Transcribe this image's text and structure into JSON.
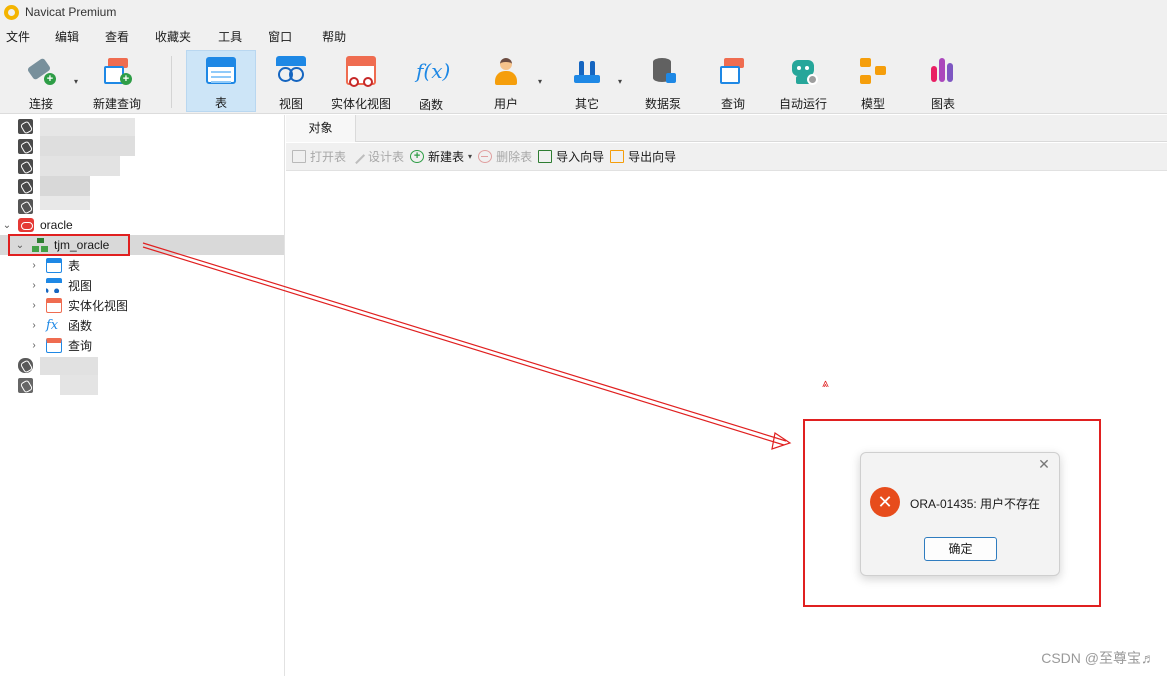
{
  "window": {
    "title": "Navicat Premium"
  },
  "menubar": {
    "items": [
      "文件",
      "编辑",
      "查看",
      "收藏夹",
      "工具",
      "窗口",
      "帮助"
    ]
  },
  "toolbar": {
    "connect": "连接",
    "new_query": "新建查询",
    "table": "表",
    "view": "视图",
    "mat_view": "实体化视图",
    "function": "函数",
    "user": "用户",
    "other": "其它",
    "data_pump": "数据泵",
    "query": "查询",
    "automation": "自动运行",
    "model": "模型",
    "chart": "图表",
    "active_tool": "表"
  },
  "tree": {
    "oracle_connection": "oracle",
    "schema": "tjm_oracle",
    "children": [
      "表",
      "视图",
      "实体化视图",
      "函数",
      "查询"
    ]
  },
  "tabs": {
    "objects": "对象"
  },
  "object_toolbar": {
    "open_table": "打开表",
    "design_table": "设计表",
    "new_table": "新建表",
    "delete_table": "删除表",
    "import_wizard": "导入向导",
    "export_wizard": "导出向导"
  },
  "dialog": {
    "message": "ORA-01435: 用户不存在",
    "ok_label": "确定",
    "close_glyph": "✕"
  },
  "watermark": "CSDN @至尊宝♬",
  "colors": {
    "highlight_red": "#e02020",
    "accent_blue": "#1e88e5",
    "error_orange": "#e74c1c"
  }
}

• **TASK STATEMENT**
Above are the records; reproduce them exactly and leave out the pictures.

• **FINAL RESULT**
Transcribe this image's text and structure into JSON.
{
  "window": {
    "title": "Navicat Premium"
  },
  "menubar": {
    "items": [
      "文件",
      "编辑",
      "查看",
      "收藏夹",
      "工具",
      "窗口",
      "帮助"
    ]
  },
  "toolbar": {
    "connect": "连接",
    "new_query": "新建查询",
    "table": "表",
    "view": "视图",
    "mat_view": "实体化视图",
    "function": "函数",
    "user": "用户",
    "other": "其它",
    "data_pump": "数据泵",
    "query": "查询",
    "automation": "自动运行",
    "model": "模型",
    "chart": "图表",
    "active_tool": "表"
  },
  "tree": {
    "oracle_connection": "oracle",
    "schema": "tjm_oracle",
    "children": [
      "表",
      "视图",
      "实体化视图",
      "函数",
      "查询"
    ]
  },
  "tabs": {
    "objects": "对象"
  },
  "object_toolbar": {
    "open_table": "打开表",
    "design_table": "设计表",
    "new_table": "新建表",
    "delete_table": "删除表",
    "import_wizard": "导入向导",
    "export_wizard": "导出向导"
  },
  "dialog": {
    "message": "ORA-01435: 用户不存在",
    "ok_label": "确定",
    "close_glyph": "✕"
  },
  "watermark": "CSDN @至尊宝♬",
  "colors": {
    "highlight_red": "#e02020",
    "accent_blue": "#1e88e5",
    "error_orange": "#e74c1c"
  }
}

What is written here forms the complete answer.